• [PROBLEM DETAILS]: From the data that follows, copy every line holding the string "this".

— START —

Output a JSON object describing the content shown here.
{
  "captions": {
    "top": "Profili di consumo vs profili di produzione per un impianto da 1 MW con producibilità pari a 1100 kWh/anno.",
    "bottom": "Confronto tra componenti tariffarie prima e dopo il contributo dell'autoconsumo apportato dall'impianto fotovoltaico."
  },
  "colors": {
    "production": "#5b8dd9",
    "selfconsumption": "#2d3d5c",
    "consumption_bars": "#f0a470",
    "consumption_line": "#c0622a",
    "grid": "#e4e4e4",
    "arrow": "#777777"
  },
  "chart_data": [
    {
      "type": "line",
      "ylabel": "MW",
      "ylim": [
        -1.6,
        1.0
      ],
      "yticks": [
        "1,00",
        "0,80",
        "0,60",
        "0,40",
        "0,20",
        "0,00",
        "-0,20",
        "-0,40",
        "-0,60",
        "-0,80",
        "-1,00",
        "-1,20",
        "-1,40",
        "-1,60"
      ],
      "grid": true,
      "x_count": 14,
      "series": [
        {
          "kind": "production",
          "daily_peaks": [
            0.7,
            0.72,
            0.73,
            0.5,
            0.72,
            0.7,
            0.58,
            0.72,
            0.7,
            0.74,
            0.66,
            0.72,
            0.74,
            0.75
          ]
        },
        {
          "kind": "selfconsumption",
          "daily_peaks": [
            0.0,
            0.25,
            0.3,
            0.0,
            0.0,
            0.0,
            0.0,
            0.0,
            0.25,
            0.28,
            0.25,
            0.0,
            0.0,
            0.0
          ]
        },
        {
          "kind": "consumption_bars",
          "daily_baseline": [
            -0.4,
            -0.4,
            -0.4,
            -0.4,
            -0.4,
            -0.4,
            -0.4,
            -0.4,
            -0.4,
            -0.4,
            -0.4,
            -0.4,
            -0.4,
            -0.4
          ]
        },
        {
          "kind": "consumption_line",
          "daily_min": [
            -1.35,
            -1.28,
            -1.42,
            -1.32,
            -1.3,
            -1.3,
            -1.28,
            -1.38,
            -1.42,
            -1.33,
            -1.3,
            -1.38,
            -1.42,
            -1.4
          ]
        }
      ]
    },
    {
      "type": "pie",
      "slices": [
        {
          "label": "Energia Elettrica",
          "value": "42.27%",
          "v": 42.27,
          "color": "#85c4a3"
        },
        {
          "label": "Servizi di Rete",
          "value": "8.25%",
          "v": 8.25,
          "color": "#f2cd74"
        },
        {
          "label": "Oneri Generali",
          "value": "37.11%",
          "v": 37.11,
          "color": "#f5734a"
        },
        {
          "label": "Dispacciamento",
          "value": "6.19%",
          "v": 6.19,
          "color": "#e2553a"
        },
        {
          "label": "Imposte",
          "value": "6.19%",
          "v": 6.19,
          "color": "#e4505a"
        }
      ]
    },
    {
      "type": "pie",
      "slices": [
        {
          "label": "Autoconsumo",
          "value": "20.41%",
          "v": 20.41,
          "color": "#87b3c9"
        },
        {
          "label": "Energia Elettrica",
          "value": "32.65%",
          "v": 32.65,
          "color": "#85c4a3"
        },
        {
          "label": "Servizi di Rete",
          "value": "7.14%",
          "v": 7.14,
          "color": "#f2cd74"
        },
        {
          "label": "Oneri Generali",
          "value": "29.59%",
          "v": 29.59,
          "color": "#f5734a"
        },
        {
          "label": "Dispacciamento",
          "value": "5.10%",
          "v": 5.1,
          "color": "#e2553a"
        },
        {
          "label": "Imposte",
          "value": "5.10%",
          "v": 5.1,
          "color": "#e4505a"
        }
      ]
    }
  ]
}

— END —
— START —

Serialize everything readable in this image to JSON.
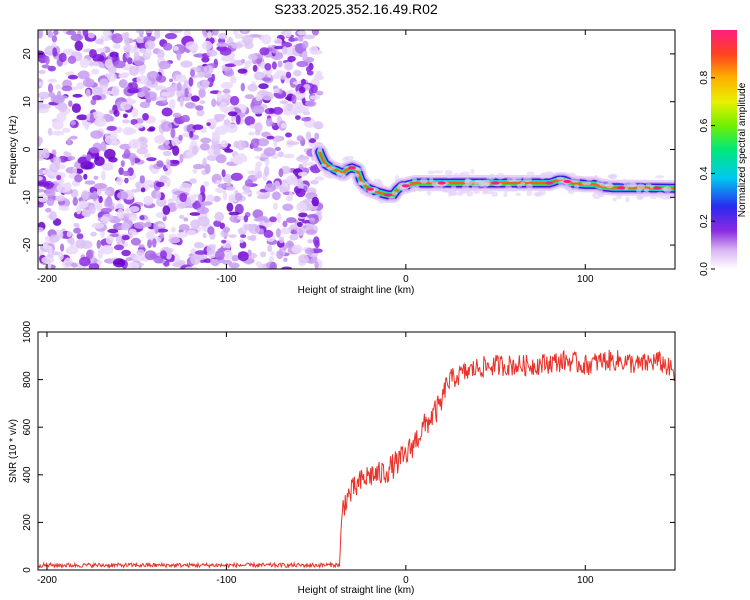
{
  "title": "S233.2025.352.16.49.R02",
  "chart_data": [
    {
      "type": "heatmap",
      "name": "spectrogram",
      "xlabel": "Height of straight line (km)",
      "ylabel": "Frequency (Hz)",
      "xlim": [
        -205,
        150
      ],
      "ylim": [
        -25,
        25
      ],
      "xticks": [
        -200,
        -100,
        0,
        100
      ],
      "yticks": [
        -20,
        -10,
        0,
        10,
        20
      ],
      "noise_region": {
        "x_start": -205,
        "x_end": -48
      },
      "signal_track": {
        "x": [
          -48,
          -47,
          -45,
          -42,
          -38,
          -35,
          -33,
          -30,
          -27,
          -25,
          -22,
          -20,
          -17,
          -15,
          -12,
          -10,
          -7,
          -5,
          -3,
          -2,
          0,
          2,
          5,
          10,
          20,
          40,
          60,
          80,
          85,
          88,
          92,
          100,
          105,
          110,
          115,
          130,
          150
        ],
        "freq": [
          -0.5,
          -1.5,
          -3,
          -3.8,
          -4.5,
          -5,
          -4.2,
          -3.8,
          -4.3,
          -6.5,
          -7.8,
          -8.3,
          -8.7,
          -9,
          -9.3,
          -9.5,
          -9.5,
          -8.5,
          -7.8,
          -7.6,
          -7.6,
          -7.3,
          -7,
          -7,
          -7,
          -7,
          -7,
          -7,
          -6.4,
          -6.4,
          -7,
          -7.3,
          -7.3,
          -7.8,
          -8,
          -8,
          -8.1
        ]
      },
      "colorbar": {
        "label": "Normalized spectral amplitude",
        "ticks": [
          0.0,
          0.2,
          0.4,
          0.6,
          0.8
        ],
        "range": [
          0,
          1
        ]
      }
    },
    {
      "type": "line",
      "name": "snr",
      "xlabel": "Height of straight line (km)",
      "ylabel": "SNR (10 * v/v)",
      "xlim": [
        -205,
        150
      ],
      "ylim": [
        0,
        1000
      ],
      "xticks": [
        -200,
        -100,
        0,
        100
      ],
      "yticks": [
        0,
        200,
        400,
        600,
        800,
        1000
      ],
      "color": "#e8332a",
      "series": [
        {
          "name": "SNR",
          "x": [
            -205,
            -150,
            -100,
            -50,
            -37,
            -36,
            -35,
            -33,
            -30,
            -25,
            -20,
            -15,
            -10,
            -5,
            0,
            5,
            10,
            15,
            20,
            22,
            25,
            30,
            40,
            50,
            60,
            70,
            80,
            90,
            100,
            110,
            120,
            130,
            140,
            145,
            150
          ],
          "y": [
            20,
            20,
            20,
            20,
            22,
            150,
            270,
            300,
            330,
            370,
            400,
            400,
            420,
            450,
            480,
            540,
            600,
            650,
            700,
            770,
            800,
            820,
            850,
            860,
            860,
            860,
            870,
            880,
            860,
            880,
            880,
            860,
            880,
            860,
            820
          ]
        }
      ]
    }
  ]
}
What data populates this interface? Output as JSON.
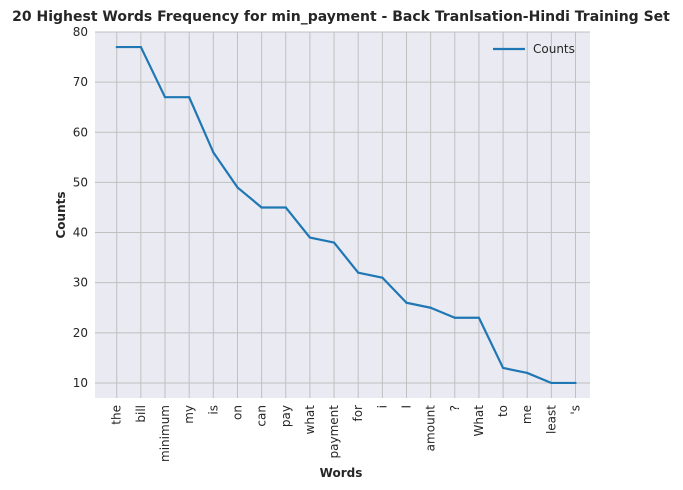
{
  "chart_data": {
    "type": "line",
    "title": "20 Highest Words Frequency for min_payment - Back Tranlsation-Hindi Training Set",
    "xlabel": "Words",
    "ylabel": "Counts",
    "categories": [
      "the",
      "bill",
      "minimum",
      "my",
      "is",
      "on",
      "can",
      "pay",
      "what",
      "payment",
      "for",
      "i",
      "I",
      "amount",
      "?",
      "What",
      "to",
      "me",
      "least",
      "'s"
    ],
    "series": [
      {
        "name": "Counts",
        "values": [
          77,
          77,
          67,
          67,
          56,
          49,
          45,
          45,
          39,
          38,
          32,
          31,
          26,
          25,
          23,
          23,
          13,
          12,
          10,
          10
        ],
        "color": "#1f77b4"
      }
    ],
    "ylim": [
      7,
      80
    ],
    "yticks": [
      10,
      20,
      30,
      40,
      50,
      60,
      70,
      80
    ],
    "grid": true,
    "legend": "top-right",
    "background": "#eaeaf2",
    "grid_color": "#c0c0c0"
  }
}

— END —

• [ANSWER TO THE EXERCISE]:
Serialize everything readable in this image to JSON.
What data populates this interface? Output as JSON.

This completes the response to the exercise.